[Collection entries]

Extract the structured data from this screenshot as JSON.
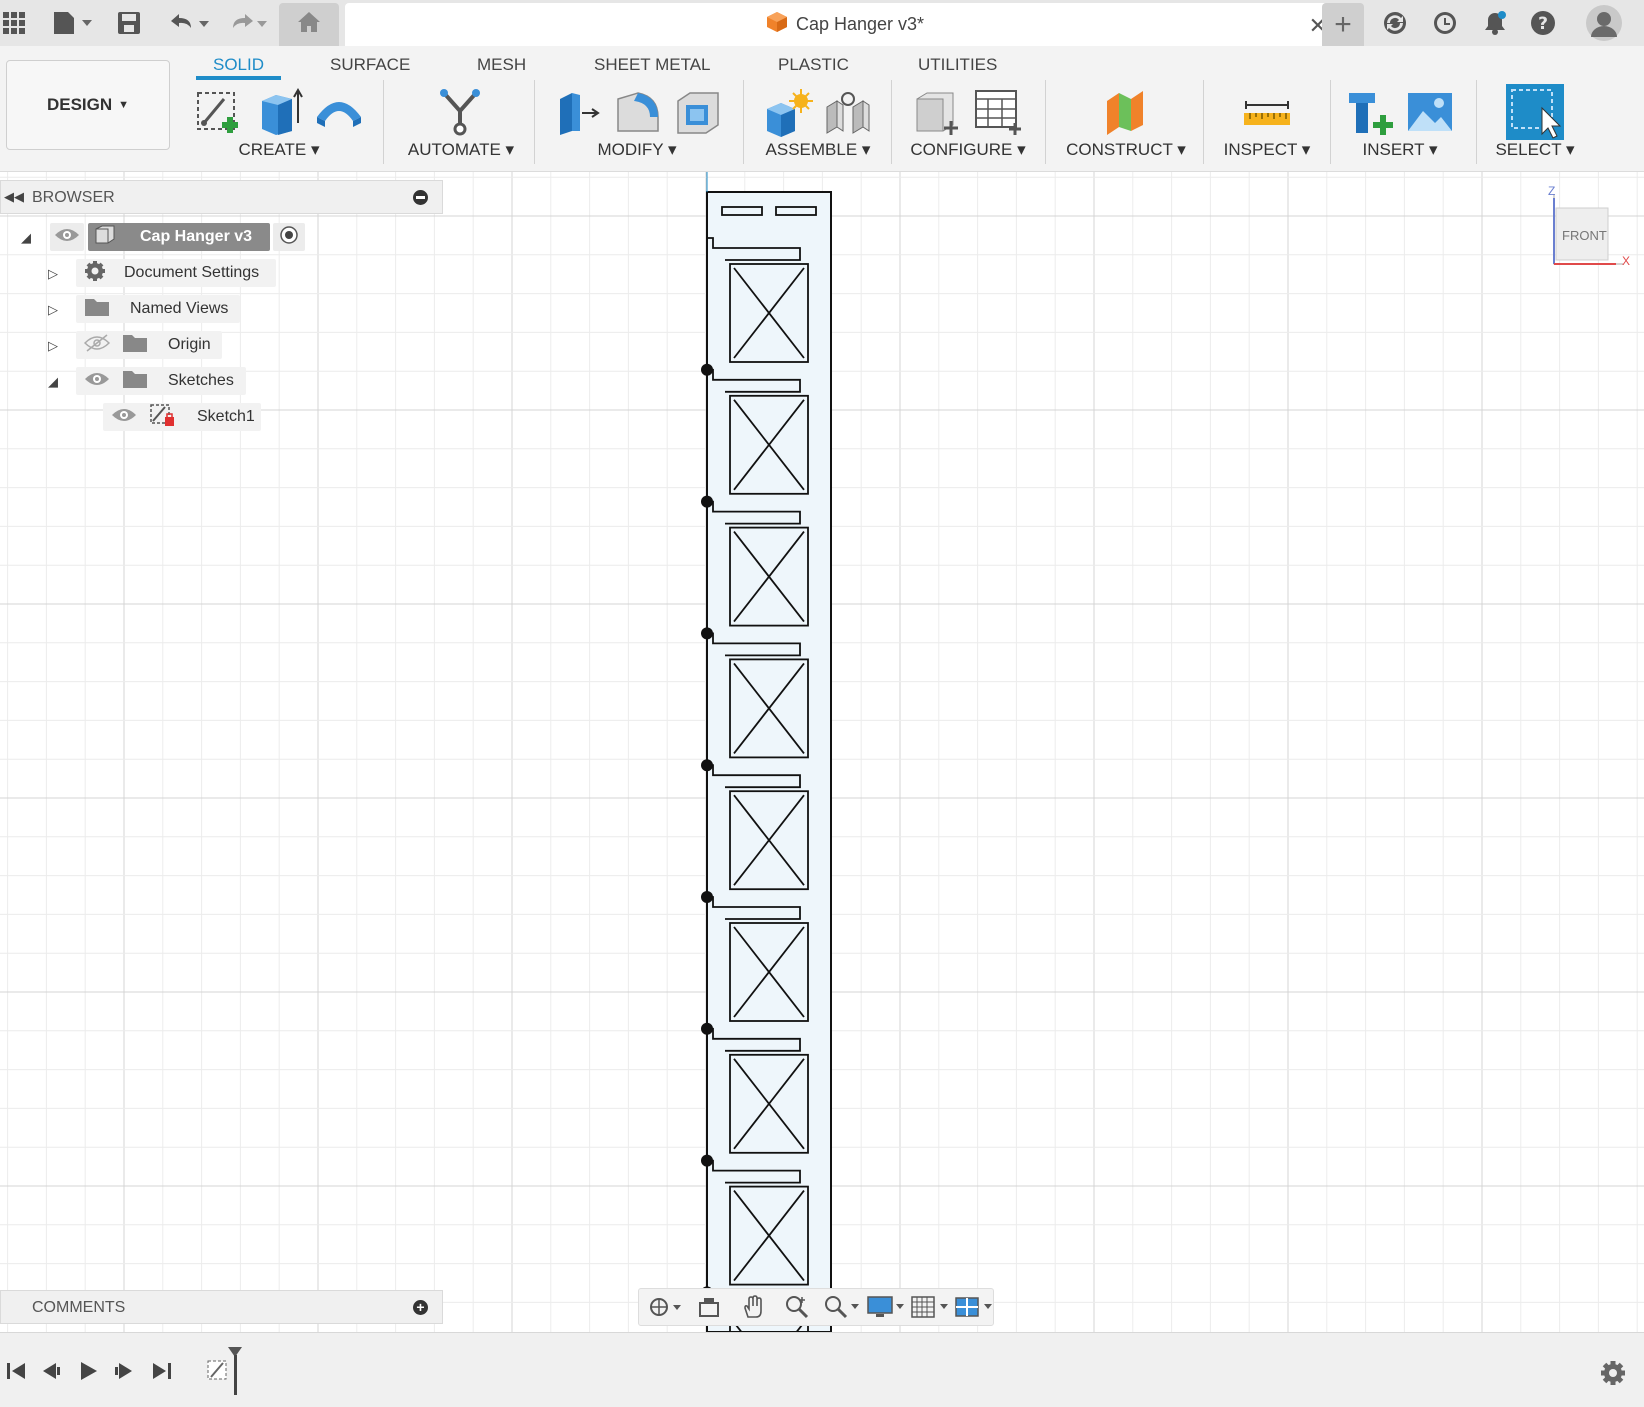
{
  "title_bar": {
    "document_title": "Cap Hanger v3*",
    "icons": [
      "apps-grid-icon",
      "file-icon",
      "save-icon",
      "undo-icon",
      "redo-icon",
      "home-icon",
      "close-icon",
      "plus-icon",
      "refresh-icon",
      "clock-icon",
      "bell-icon",
      "help-icon",
      "avatar"
    ]
  },
  "workspace": {
    "label": "DESIGN"
  },
  "ribbon_tabs": [
    "SOLID",
    "SURFACE",
    "MESH",
    "SHEET METAL",
    "PLASTIC",
    "UTILITIES"
  ],
  "active_tab": "SOLID",
  "ribbon_groups": [
    "CREATE",
    "AUTOMATE",
    "MODIFY",
    "ASSEMBLE",
    "CONFIGURE",
    "CONSTRUCT",
    "INSPECT",
    "INSERT",
    "SELECT"
  ],
  "browser": {
    "header": "BROWSER",
    "root": "Cap Hanger v3",
    "items": [
      {
        "label": "Document Settings"
      },
      {
        "label": "Named Views"
      },
      {
        "label": "Origin"
      },
      {
        "label": "Sketches"
      },
      {
        "label": "Sketch1"
      }
    ]
  },
  "comments": {
    "header": "COMMENTS"
  },
  "viewcube": {
    "face": "FRONT",
    "axis_z": "Z",
    "axis_x": "X"
  },
  "colors": {
    "accent": "#1e8cc8",
    "ribbon_bg": "#f3f3f3",
    "titlebar_bg": "#e6e6e6",
    "sketch_fill": "#eef6fb",
    "grid_minor": "#ececec",
    "grid_major": "#d4d4d4"
  }
}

**Exercise objective:** Write out each line of the data exactly; the images should be left out.

**Result of this task:**
Extract the structured data from this screenshot as JSON.
{
  "title_bar": {
    "document_title": "Cap Hanger v3*",
    "icons": [
      "apps-grid-icon",
      "file-icon",
      "save-icon",
      "undo-icon",
      "redo-icon",
      "home-icon",
      "close-icon",
      "plus-icon",
      "refresh-icon",
      "clock-icon",
      "bell-icon",
      "help-icon",
      "avatar"
    ]
  },
  "workspace": {
    "label": "DESIGN"
  },
  "ribbon_tabs": [
    "SOLID",
    "SURFACE",
    "MESH",
    "SHEET METAL",
    "PLASTIC",
    "UTILITIES"
  ],
  "active_tab": "SOLID",
  "ribbon_groups": [
    "CREATE",
    "AUTOMATE",
    "MODIFY",
    "ASSEMBLE",
    "CONFIGURE",
    "CONSTRUCT",
    "INSPECT",
    "INSERT",
    "SELECT"
  ],
  "browser": {
    "header": "BROWSER",
    "root": "Cap Hanger v3",
    "items": [
      {
        "label": "Document Settings"
      },
      {
        "label": "Named Views"
      },
      {
        "label": "Origin"
      },
      {
        "label": "Sketches"
      },
      {
        "label": "Sketch1"
      }
    ]
  },
  "comments": {
    "header": "COMMENTS"
  },
  "viewcube": {
    "face": "FRONT",
    "axis_z": "Z",
    "axis_x": "X"
  },
  "colors": {
    "accent": "#1e8cc8",
    "ribbon_bg": "#f3f3f3",
    "titlebar_bg": "#e6e6e6",
    "sketch_fill": "#eef6fb",
    "grid_minor": "#ececec",
    "grid_major": "#d4d4d4"
  }
}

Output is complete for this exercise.